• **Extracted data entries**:
┄┄┄┄┄┄┄┄┄┄┄┄┄┄┄┄┄┄┄┄

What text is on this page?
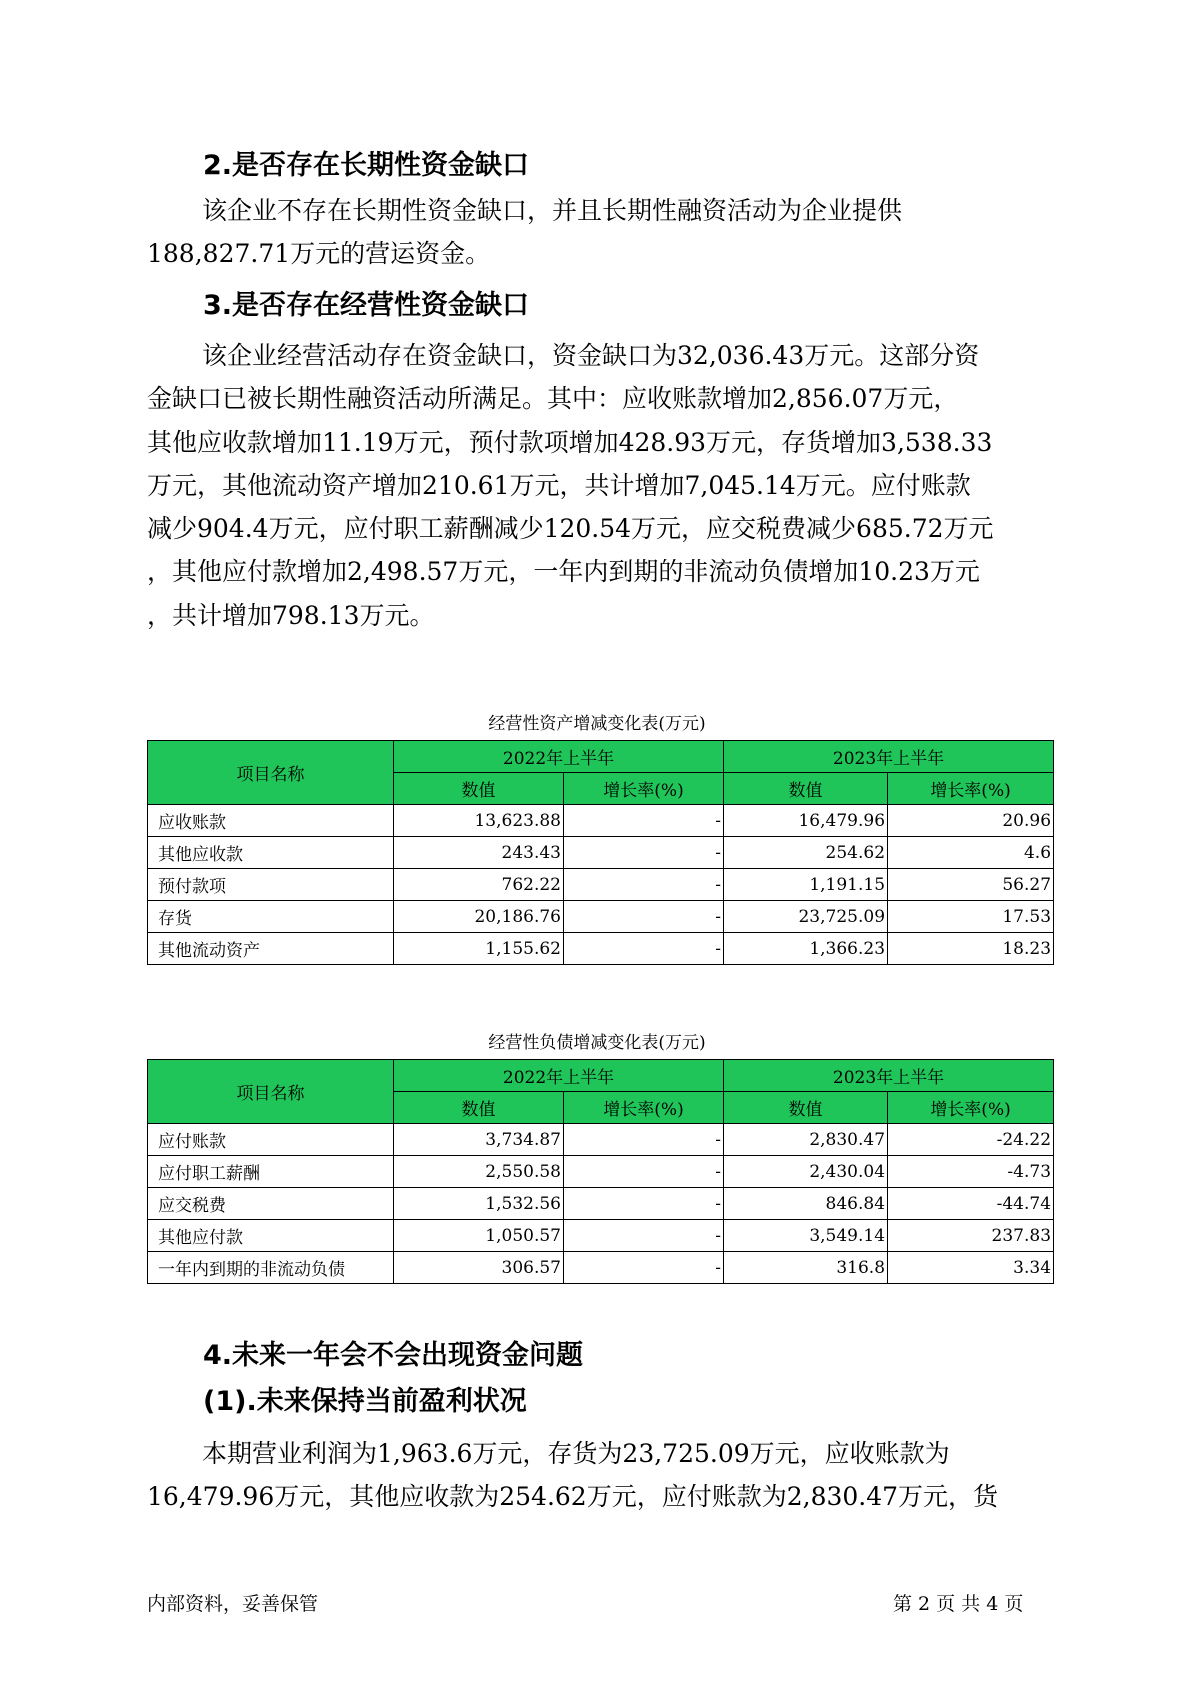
2.是否存在长期性资金缺口
该企业不存在长期性资金缺口，并且长期性融资活动为企业提供
188,827.71万元的营运资金。
3.是否存在经营性资金缺口
该企业经营活动存在资金缺口，资金缺口为32,036.43万元。这部分资
金缺口已被长期性融资活动所满足。其中：应收账款增加2,856.07万元，
其他应收款增加11.19万元，预付款项增加428.93万元，存货增加3,538.33
万元，其他流动资产增加210.61万元，共计增加7,045.14万元。应付账款
减少904.4万元，应付职工薪酬减少120.54万元，应交税费减少685.72万元
，其他应付款增加2,498.57万元，一年内到期的非流动负债增加10.23万元
，共计增加798.13万元。
经营性资产增减变化表(万元)
项目名称	2022年上半年		2023年上半年	
	数值	增长率(%)	数值	增长率(%)
应收账款	13,623.88	-	16,479.96	20.96
其他应收款	243.43	-	254.62	4.6
预付款项	762.22	-	1,191.15	56.27
存货	20,186.76	-	23,725.09	17.53
其他流动资产	1,155.62	-	1,366.23	18.23
经营性负债增减变化表(万元)
项目名称	2022年上半年		2023年上半年	
	数值	增长率(%)	数值	增长率(%)
应付账款	3,734.87	-	2,830.47	-24.22
应付职工薪酬	2,550.58	-	2,430.04	-4.73
应交税费	1,532.56	-	846.84	-44.74
其他应付款	1,050.57	-	3,549.14	237.83
一年内到期的非流动负债	306.57	-	316.8	3.34
4.未来一年会不会出现资金问题
(1).未来保持当前盈利状况
本期营业利润为1,963.6万元，存货为23,725.09万元，应收账款为
16,479.96万元，其他应收款为254.62万元，应付账款为2,830.47万元，货
内部资料，妥善保管	第 2 页 共 4 页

┄┄┄┄┄┄┄┄┄┄┄┄┄┄┄┄┄┄┄┄

• **What you need to do**: Make a word-for-word copy of the entries, without any pictures.

• **Complete output**:
What text is on this page?
2.是否存在长期性资金缺口
该企业不存在长期性资金缺口，并且长期性融资活动为企业提供
188,827.71万元的营运资金。
3.是否存在经营性资金缺口
该企业经营活动存在资金缺口，资金缺口为32,036.43万元。这部分资
金缺口已被长期性融资活动所满足。其中：应收账款增加2,856.07万元，
其他应收款增加11.19万元，预付款项增加428.93万元，存货增加3,538.33
万元，其他流动资产增加210.61万元，共计增加7,045.14万元。应付账款
减少904.4万元，应付职工薪酬减少120.54万元，应交税费减少685.72万元
，其他应付款增加2,498.57万元，一年内到期的非流动负债增加10.23万元
，共计增加798.13万元。
经营性资产增减变化表(万元)
项目名称	2022年上半年		2023年上半年	
	数值	增长率(%)	数值	增长率(%)
应收账款	13,623.88	-	16,479.96	20.96
其他应收款	243.43	-	254.62	4.6
预付款项	762.22	-	1,191.15	56.27
存货	20,186.76	-	23,725.09	17.53
其他流动资产	1,155.62	-	1,366.23	18.23
经营性负债增减变化表(万元)
项目名称	2022年上半年		2023年上半年	
	数值	增长率(%)	数值	增长率(%)
应付账款	3,734.87	-	2,830.47	-24.22
应付职工薪酬	2,550.58	-	2,430.04	-4.73
应交税费	1,532.56	-	846.84	-44.74
其他应付款	1,050.57	-	3,549.14	237.83
一年内到期的非流动负债	306.57	-	316.8	3.34
4.未来一年会不会出现资金问题
(1).未来保持当前盈利状况
本期营业利润为1,963.6万元，存货为23,725.09万元，应收账款为
16,479.96万元，其他应收款为254.62万元，应付账款为2,830.47万元，货
内部资料，妥善保管	第 2 页 共 4 页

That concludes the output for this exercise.